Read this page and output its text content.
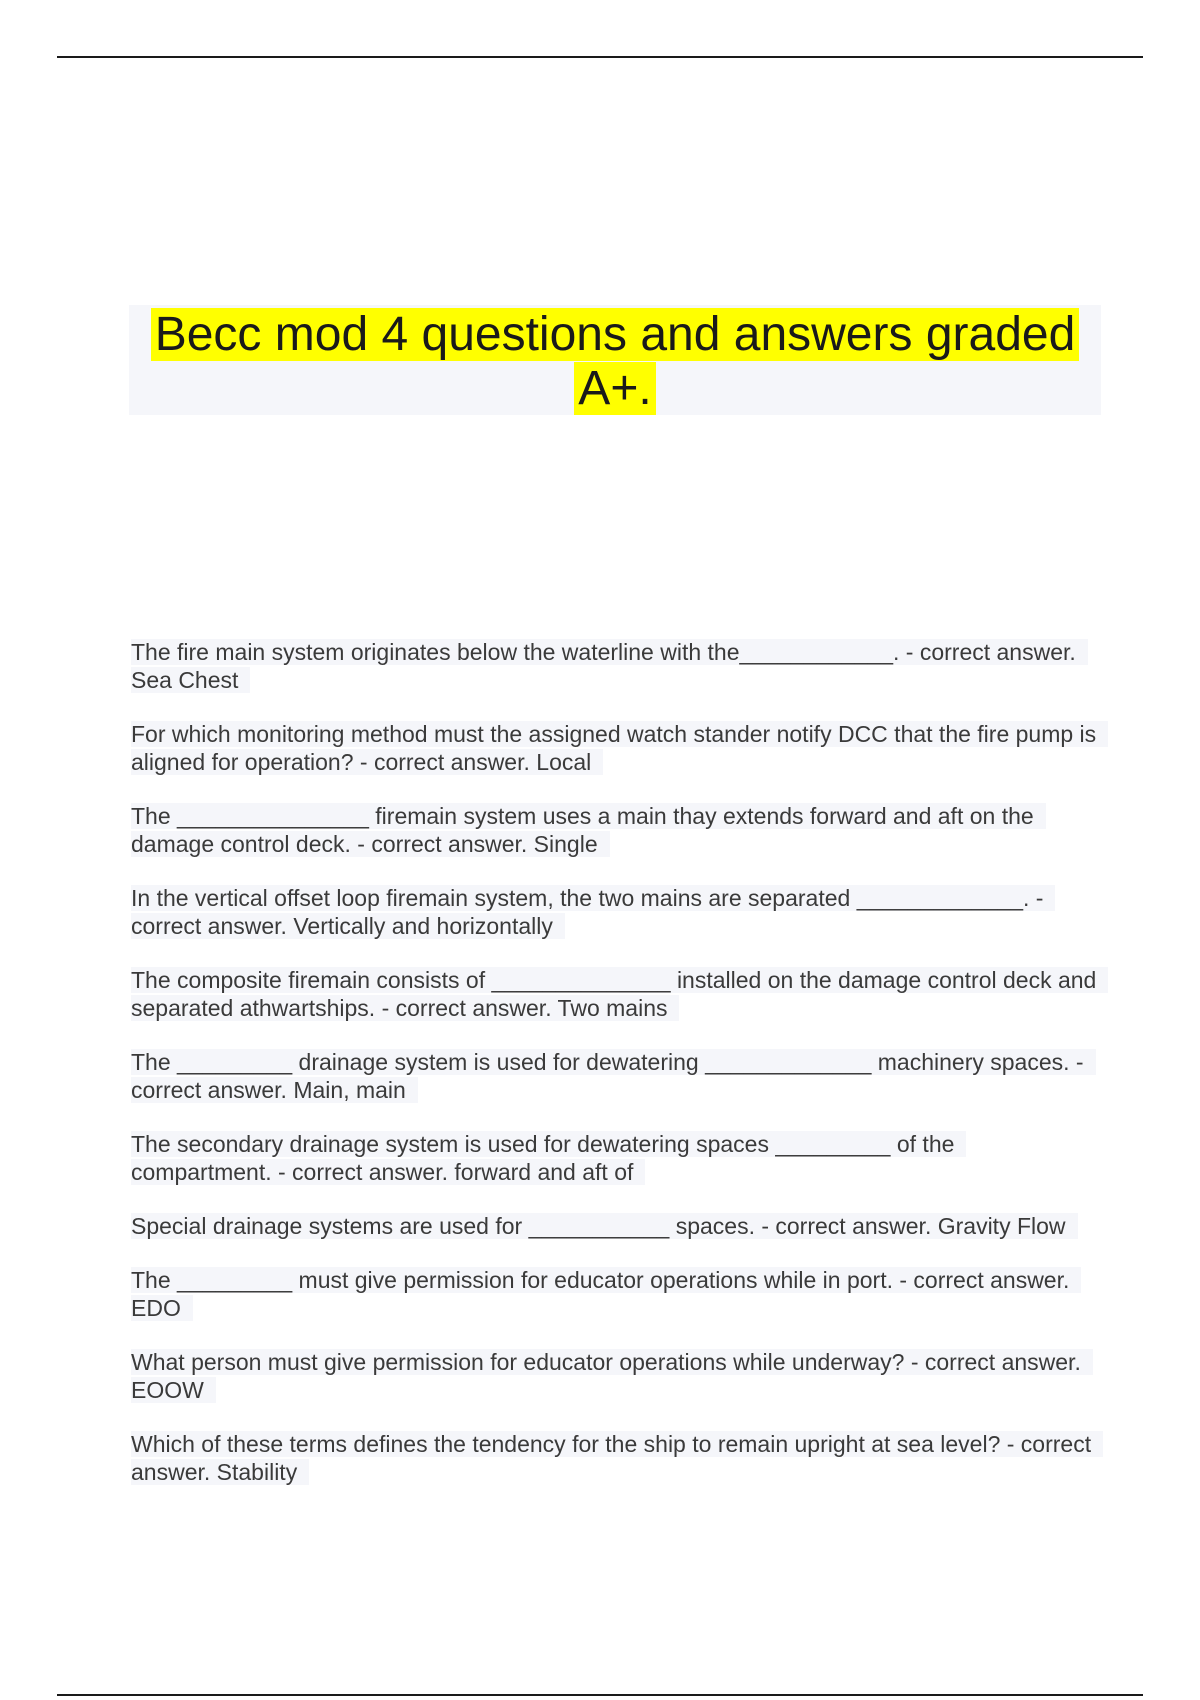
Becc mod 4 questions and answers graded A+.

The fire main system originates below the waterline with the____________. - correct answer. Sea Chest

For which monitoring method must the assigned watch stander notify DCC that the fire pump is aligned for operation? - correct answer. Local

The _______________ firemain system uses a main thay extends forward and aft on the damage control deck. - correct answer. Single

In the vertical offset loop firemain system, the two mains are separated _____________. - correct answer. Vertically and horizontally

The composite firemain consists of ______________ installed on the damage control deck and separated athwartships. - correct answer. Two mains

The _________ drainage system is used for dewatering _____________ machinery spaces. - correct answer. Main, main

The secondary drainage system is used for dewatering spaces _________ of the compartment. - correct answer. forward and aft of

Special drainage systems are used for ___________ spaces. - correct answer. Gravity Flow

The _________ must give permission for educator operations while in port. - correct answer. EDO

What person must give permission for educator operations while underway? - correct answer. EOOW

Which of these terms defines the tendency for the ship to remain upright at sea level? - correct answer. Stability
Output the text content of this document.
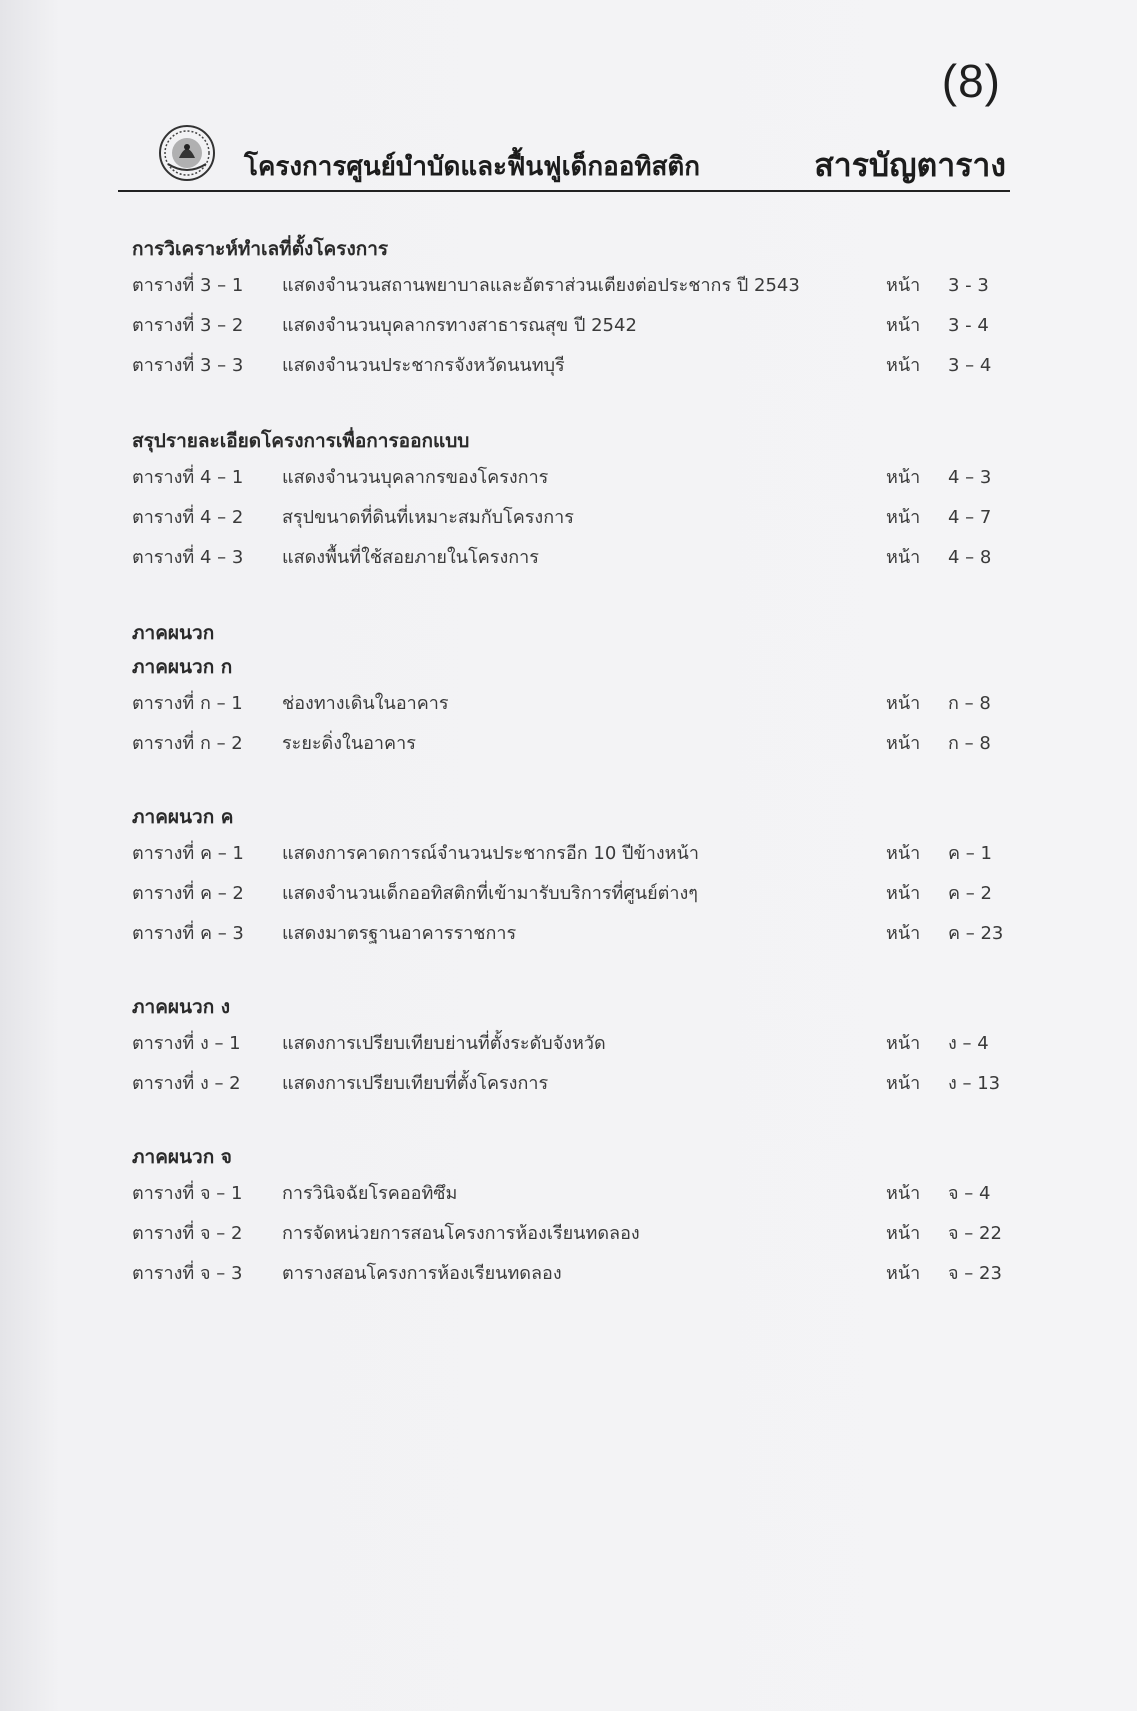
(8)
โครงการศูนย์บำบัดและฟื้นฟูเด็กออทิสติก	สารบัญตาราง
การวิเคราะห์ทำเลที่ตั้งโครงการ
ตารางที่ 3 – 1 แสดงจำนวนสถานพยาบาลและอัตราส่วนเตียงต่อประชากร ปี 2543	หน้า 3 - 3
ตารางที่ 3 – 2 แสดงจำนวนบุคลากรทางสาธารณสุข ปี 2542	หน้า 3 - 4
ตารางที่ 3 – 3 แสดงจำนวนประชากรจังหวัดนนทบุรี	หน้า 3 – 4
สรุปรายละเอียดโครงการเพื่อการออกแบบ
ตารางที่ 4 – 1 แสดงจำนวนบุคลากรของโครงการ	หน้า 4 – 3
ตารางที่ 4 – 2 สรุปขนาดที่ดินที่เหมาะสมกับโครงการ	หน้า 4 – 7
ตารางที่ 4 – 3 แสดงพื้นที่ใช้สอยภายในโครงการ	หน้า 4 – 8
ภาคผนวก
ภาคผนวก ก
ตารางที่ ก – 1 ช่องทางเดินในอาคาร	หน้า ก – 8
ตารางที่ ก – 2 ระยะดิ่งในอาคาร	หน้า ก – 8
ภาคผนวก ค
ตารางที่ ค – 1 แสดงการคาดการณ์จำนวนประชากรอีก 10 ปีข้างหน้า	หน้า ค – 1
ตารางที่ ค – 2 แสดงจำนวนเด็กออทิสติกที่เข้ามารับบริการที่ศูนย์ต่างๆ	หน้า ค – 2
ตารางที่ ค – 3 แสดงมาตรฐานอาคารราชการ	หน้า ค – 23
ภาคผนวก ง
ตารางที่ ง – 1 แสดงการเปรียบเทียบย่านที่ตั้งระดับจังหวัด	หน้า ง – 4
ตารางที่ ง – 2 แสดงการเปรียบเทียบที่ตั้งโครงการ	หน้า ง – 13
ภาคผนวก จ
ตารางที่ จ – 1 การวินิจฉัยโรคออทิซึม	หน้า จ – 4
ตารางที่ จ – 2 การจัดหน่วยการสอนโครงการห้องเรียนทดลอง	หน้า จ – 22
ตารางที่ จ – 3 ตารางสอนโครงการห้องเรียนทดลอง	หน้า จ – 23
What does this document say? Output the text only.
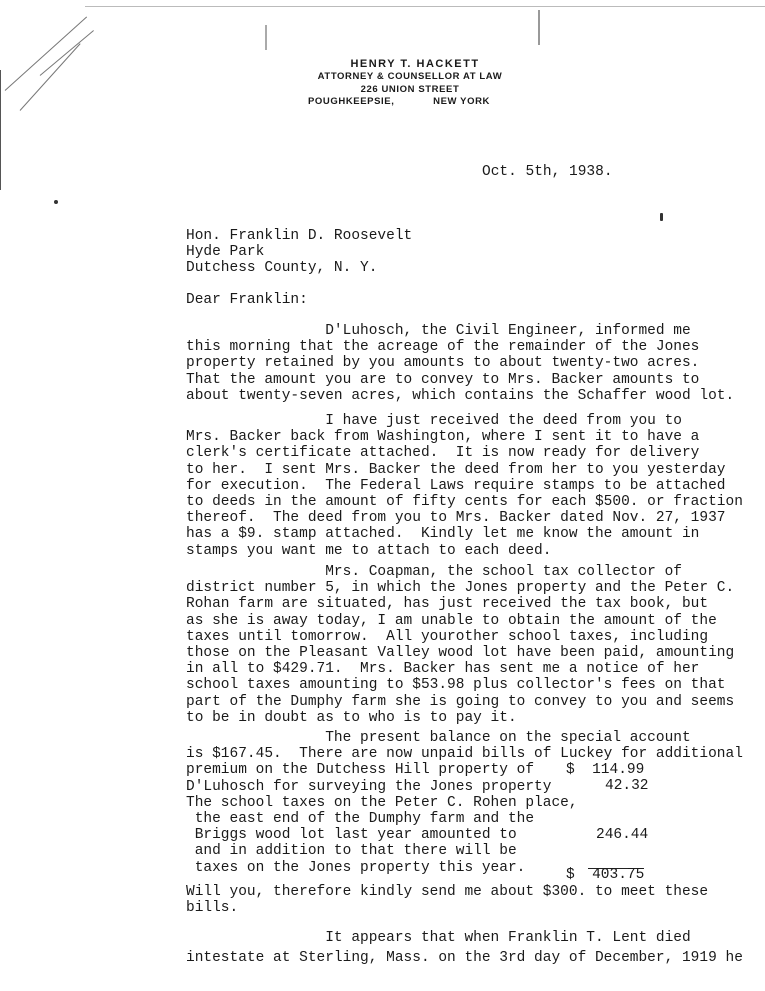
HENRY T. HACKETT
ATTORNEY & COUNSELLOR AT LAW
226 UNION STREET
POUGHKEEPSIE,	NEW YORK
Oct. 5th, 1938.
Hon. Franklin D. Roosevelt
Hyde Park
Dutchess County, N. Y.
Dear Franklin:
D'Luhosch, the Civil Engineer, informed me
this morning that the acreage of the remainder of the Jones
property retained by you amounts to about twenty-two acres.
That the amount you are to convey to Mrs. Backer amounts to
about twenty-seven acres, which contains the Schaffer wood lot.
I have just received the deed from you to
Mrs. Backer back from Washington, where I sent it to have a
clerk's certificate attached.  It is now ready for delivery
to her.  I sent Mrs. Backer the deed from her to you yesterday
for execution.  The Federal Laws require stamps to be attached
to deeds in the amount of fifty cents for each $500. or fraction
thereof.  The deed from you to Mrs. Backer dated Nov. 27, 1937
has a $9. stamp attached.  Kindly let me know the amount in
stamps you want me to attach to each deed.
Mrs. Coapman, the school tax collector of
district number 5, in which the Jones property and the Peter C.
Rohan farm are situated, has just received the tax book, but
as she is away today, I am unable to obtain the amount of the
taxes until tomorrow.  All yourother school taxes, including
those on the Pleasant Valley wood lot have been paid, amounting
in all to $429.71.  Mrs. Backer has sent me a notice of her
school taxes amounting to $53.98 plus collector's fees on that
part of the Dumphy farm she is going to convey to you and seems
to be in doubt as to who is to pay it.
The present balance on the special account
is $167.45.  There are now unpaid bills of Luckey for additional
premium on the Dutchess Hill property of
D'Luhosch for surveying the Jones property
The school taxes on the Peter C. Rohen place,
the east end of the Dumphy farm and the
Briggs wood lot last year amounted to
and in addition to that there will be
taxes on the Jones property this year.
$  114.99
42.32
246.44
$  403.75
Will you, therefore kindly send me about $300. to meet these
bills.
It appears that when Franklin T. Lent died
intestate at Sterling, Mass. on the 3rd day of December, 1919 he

◆ Prompt:
Reproduce the material word for word. Any pictures should be left out of the copy.

◆ Written response:
Read this page and output its text content.
Becc mod 4 questions and answers graded A+.

The fire main system originates below the waterline with the____________. - correct answer. Sea Chest

For which monitoring method must the assigned watch stander notify DCC that the fire pump is aligned for operation? - correct answer. Local

The _______________ firemain system uses a main thay extends forward and aft on the damage control deck. - correct answer. Single

In the vertical offset loop firemain system, the two mains are separated _____________. - correct answer. Vertically and horizontally

The composite firemain consists of ______________ installed on the damage control deck and separated athwartships. - correct answer. Two mains

The _________ drainage system is used for dewatering _____________ machinery spaces. - correct answer. Main, main

The secondary drainage system is used for dewatering spaces _________ of the compartment. - correct answer. forward and aft of

Special drainage systems are used for ___________ spaces. - correct answer. Gravity Flow

The _________ must give permission for educator operations while in port. - correct answer. EDO

What person must give permission for educator operations while underway? - correct answer. EOOW

Which of these terms defines the tendency for the ship to remain upright at sea level? - correct answer. Stability
Output the text content of this document.
(8)
โครงการศูนย์บำบัดและฟื้นฟูเด็กออทิสติก	สารบัญตาราง
การวิเคราะห์ทำเลที่ตั้งโครงการ
ตารางที่ 3 – 1 แสดงจำนวนสถานพยาบาลและอัตราส่วนเตียงต่อประชากร ปี 2543	หน้า 3 - 3
ตารางที่ 3 – 2 แสดงจำนวนบุคลากรทางสาธารณสุข ปี 2542	หน้า 3 - 4
ตารางที่ 3 – 3 แสดงจำนวนประชากรจังหวัดนนทบุรี	หน้า 3 – 4
สรุปรายละเอียดโครงการเพื่อการออกแบบ
ตารางที่ 4 – 1 แสดงจำนวนบุคลากรของโครงการ	หน้า 4 – 3
ตารางที่ 4 – 2 สรุปขนาดที่ดินที่เหมาะสมกับโครงการ	หน้า 4 – 7
ตารางที่ 4 – 3 แสดงพื้นที่ใช้สอยภายในโครงการ	หน้า 4 – 8
ภาคผนวก
ภาคผนวก ก
ตารางที่ ก – 1 ช่องทางเดินในอาคาร	หน้า ก – 8
ตารางที่ ก – 2 ระยะดิ่งในอาคาร	หน้า ก – 8
ภาคผนวก ค
ตารางที่ ค – 1 แสดงการคาดการณ์จำนวนประชากรอีก 10 ปีข้างหน้า	หน้า ค – 1
ตารางที่ ค – 2 แสดงจำนวนเด็กออทิสติกที่เข้ามารับบริการที่ศูนย์ต่างๆ	หน้า ค – 2
ตารางที่ ค – 3 แสดงมาตรฐานอาคารราชการ	หน้า ค – 23
ภาคผนวก ง
ตารางที่ ง – 1 แสดงการเปรียบเทียบย่านที่ตั้งระดับจังหวัด	หน้า ง – 4
ตารางที่ ง – 2 แสดงการเปรียบเทียบที่ตั้งโครงการ	หน้า ง – 13
ภาคผนวก จ
ตารางที่ จ – 1 การวินิจฉัยโรคออทิซึม	หน้า จ – 4
ตารางที่ จ – 2 การจัดหน่วยการสอนโครงการห้องเรียนทดลอง	หน้า จ – 22
ตารางที่ จ – 3 ตารางสอนโครงการห้องเรียนทดลอง	หน้า จ – 23
What does this document say? Output the text only.
HENRY T. HACKETT
ATTORNEY & COUNSELLOR AT LAW
226 UNION STREET
POUGHKEEPSIE,	NEW YORK
Oct. 5th, 1938.
Hon. Franklin D. Roosevelt
Hyde Park
Dutchess County, N. Y.
Dear Franklin:
D'Luhosch, the Civil Engineer, informed me
this morning that the acreage of the remainder of the Jones
property retained by you amounts to about twenty-two acres.
That the amount you are to convey to Mrs. Backer amounts to
about twenty-seven acres, which contains the Schaffer wood lot.
I have just received the deed from you to
Mrs. Backer back from Washington, where I sent it to have a
clerk's certificate attached.  It is now ready for delivery
to her.  I sent Mrs. Backer the deed from her to you yesterday
for execution.  The Federal Laws require stamps to be attached
to deeds in the amount of fifty cents for each $500. or fraction
thereof.  The deed from you to Mrs. Backer dated Nov. 27, 1937
has a $9. stamp attached.  Kindly let me know the amount in
stamps you want me to attach to each deed.
Mrs. Coapman, the school tax collector of
district number 5, in which the Jones property and the Peter C.
Rohan farm are situated, has just received the tax book, but
as she is away today, I am unable to obtain the amount of the
taxes until tomorrow.  All yourother school taxes, including
those on the Pleasant Valley wood lot have been paid, amounting
in all to $429.71.  Mrs. Backer has sent me a notice of her
school taxes amounting to $53.98 plus collector's fees on that
part of the Dumphy farm she is going to convey to you and seems
to be in doubt as to who is to pay it.
The present balance on the special account
is $167.45.  There are now unpaid bills of Luckey for additional
premium on the Dutchess Hill property of
D'Luhosch for surveying the Jones property
The school taxes on the Peter C. Rohen place,
the east end of the Dumphy farm and the
Briggs wood lot last year amounted to
and in addition to that there will be
taxes on the Jones property this year.
$  114.99
42.32
246.44
$  403.75
Will you, therefore kindly send me about $300. to meet these
bills.
It appears that when Franklin T. Lent died
intestate at Sterling, Mass. on the 3rd day of December, 1919 he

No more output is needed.